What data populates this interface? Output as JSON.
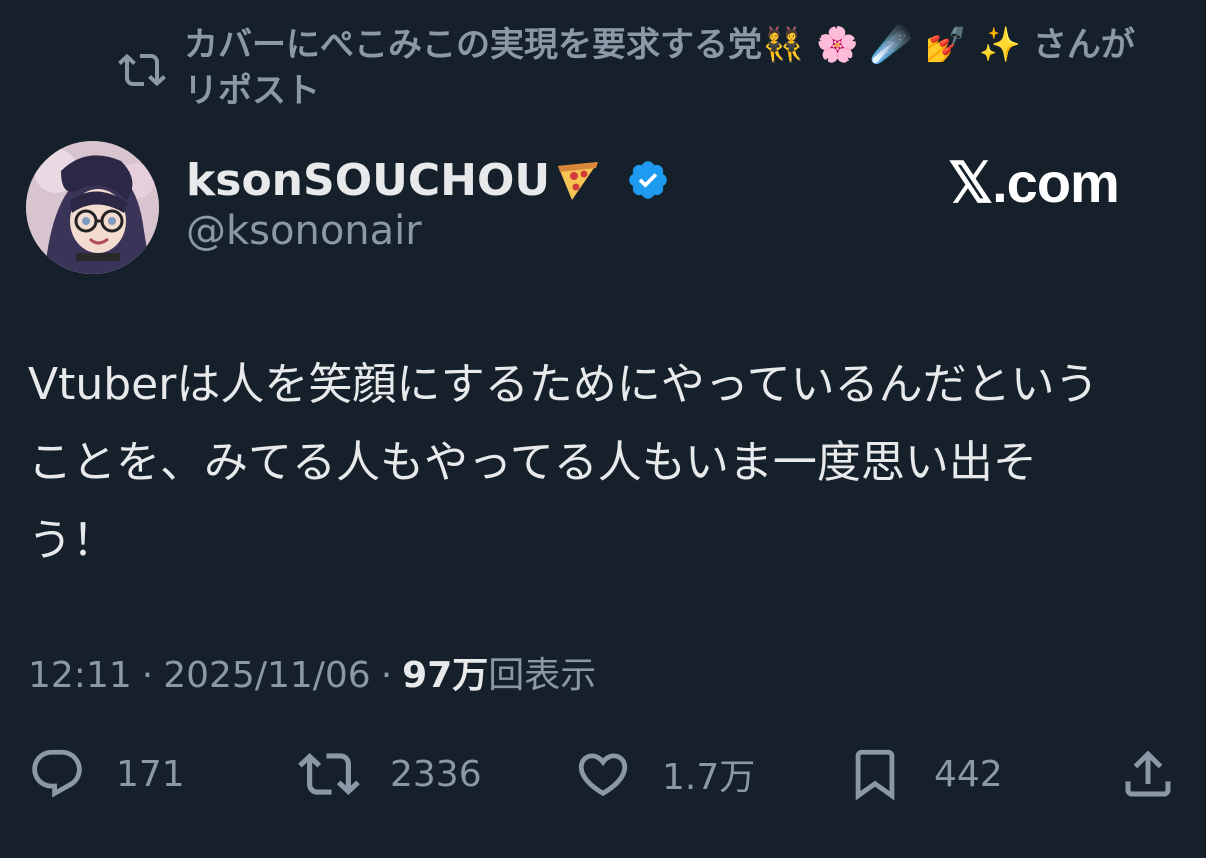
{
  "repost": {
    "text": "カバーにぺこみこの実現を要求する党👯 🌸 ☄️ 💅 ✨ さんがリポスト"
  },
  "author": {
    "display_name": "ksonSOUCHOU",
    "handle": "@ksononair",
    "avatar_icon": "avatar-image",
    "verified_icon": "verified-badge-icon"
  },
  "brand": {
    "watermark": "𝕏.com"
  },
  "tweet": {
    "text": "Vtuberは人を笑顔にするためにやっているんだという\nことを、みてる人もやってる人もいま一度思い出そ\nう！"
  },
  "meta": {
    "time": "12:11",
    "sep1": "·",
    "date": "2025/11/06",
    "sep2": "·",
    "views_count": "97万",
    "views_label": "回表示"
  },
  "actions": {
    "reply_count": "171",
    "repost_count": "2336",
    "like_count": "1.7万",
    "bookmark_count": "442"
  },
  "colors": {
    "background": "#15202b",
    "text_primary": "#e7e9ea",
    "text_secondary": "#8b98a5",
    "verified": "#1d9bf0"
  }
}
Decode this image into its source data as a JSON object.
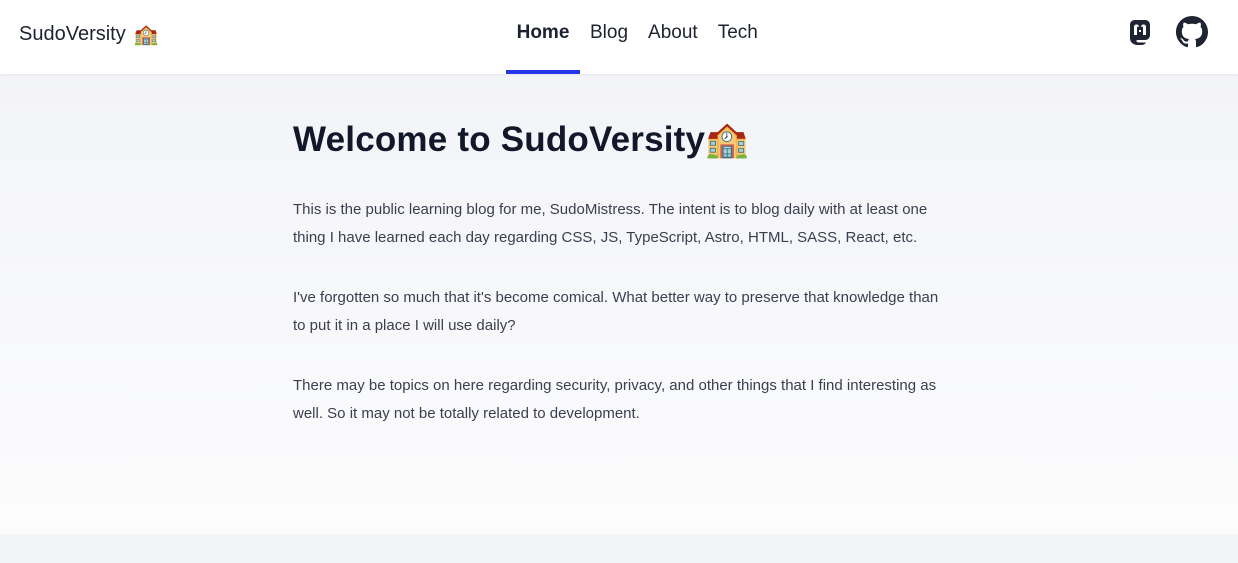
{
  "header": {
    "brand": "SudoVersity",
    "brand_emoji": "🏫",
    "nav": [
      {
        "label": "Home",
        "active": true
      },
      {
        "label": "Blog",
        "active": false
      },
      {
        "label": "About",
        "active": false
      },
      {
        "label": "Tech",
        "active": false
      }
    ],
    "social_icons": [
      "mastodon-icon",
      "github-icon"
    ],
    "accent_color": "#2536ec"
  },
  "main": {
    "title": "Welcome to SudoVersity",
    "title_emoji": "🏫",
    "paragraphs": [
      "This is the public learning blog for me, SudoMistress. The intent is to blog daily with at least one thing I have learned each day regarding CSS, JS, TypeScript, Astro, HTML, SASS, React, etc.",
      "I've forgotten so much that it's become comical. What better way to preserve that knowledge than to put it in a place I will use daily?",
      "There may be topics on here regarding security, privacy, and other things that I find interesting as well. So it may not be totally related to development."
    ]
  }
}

**What the task requires**: Reproduce the listing exactly. Leave its pictures out.

**Written response**:
What data populates this interface? Output as JSON.
{
  "repost": {
    "text": "カバーにぺこみこの実現を要求する党👯 🌸 ☄️ 💅 ✨ さんがリポスト"
  },
  "author": {
    "display_name": "ksonSOUCHOU",
    "handle": "@ksononair",
    "avatar_icon": "avatar-image",
    "verified_icon": "verified-badge-icon"
  },
  "brand": {
    "watermark": "𝕏.com"
  },
  "tweet": {
    "text": "Vtuberは人を笑顔にするためにやっているんだという\nことを、みてる人もやってる人もいま一度思い出そ\nう！"
  },
  "meta": {
    "time": "12:11",
    "sep1": "·",
    "date": "2025/11/06",
    "sep2": "·",
    "views_count": "97万",
    "views_label": "回表示"
  },
  "actions": {
    "reply_count": "171",
    "repost_count": "2336",
    "like_count": "1.7万",
    "bookmark_count": "442"
  },
  "colors": {
    "background": "#15202b",
    "text_primary": "#e7e9ea",
    "text_secondary": "#8b98a5",
    "verified": "#1d9bf0"
  }
}
Decode this image into its source data as a JSON object.
{
  "header": {
    "brand": "SudoVersity",
    "brand_emoji": "🏫",
    "nav": [
      {
        "label": "Home",
        "active": true
      },
      {
        "label": "Blog",
        "active": false
      },
      {
        "label": "About",
        "active": false
      },
      {
        "label": "Tech",
        "active": false
      }
    ],
    "social_icons": [
      "mastodon-icon",
      "github-icon"
    ],
    "accent_color": "#2536ec"
  },
  "main": {
    "title": "Welcome to SudoVersity",
    "title_emoji": "🏫",
    "paragraphs": [
      "This is the public learning blog for me, SudoMistress. The intent is to blog daily with at least one thing I have learned each day regarding CSS, JS, TypeScript, Astro, HTML, SASS, React, etc.",
      "I've forgotten so much that it's become comical. What better way to preserve that knowledge than to put it in a place I will use daily?",
      "There may be topics on here regarding security, privacy, and other things that I find interesting as well. So it may not be totally related to development."
    ]
  }
}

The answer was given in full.